» **YOUR OBJECTIVE**: Your task is to filter the data below down to the lines holding "PaO₂".

══════════

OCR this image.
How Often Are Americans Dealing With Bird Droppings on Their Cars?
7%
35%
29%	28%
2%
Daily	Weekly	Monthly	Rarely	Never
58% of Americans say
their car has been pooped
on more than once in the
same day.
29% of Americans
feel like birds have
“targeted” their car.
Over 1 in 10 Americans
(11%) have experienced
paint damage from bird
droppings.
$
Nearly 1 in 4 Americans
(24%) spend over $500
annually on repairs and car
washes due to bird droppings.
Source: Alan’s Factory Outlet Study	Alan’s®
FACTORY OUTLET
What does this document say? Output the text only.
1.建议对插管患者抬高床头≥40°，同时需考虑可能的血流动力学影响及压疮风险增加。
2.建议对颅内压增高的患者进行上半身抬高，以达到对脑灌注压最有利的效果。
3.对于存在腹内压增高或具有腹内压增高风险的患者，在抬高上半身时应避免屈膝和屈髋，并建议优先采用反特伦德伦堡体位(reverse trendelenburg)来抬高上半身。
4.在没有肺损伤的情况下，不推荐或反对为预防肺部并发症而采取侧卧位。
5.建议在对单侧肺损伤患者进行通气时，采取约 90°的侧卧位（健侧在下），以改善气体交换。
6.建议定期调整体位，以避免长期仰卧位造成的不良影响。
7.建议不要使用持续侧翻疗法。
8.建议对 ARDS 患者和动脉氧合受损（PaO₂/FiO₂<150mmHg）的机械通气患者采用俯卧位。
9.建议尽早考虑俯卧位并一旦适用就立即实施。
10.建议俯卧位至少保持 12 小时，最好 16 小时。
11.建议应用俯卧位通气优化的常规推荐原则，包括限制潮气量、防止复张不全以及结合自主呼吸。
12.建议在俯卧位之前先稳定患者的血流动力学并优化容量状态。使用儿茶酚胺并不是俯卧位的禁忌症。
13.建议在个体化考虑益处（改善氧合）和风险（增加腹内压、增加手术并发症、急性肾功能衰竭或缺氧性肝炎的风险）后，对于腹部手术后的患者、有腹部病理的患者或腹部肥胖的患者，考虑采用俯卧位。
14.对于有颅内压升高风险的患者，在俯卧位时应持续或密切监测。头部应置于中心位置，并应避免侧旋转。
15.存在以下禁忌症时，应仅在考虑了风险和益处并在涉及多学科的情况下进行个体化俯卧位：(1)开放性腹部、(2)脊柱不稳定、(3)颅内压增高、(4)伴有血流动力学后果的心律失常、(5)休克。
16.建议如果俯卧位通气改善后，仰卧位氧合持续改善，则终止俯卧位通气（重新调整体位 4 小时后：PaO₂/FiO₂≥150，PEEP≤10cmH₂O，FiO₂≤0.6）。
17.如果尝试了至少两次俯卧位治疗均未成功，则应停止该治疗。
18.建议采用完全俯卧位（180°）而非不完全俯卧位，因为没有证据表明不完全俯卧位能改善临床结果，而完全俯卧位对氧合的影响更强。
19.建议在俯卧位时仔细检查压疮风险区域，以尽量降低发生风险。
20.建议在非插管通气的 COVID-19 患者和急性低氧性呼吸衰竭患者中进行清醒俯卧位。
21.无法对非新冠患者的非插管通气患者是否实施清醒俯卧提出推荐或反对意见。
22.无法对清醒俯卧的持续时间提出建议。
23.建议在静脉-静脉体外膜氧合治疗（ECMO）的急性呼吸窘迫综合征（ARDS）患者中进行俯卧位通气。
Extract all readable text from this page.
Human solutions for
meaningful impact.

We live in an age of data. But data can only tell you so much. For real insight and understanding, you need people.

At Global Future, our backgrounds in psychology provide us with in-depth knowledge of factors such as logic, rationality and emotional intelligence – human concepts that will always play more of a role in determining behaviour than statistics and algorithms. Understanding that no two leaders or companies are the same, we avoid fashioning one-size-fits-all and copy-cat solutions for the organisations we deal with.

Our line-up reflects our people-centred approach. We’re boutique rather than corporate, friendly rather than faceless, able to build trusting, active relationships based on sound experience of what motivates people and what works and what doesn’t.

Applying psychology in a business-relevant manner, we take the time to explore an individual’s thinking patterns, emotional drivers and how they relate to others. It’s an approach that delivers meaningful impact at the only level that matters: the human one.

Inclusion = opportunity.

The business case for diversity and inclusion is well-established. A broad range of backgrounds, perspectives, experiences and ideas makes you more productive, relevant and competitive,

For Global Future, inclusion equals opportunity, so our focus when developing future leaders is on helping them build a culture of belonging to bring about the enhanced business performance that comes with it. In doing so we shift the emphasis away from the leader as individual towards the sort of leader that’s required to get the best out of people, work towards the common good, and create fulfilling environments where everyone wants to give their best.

══════════

» **FINAL ANSWER**:
8.建议对 ARDS 患者和动脉氧合受损（PaO₂/FiO₂<150mmHg）的机械通气患者采用俯卧位。
16.建议如果俯卧位通气改善后，仰卧位氧合持续改善，则终止俯卧位通气（重新调整体位 4 小时后：PaO₂/FiO₂≥150，PEEP≤10cmH₂O，FiO₂≤0.6）。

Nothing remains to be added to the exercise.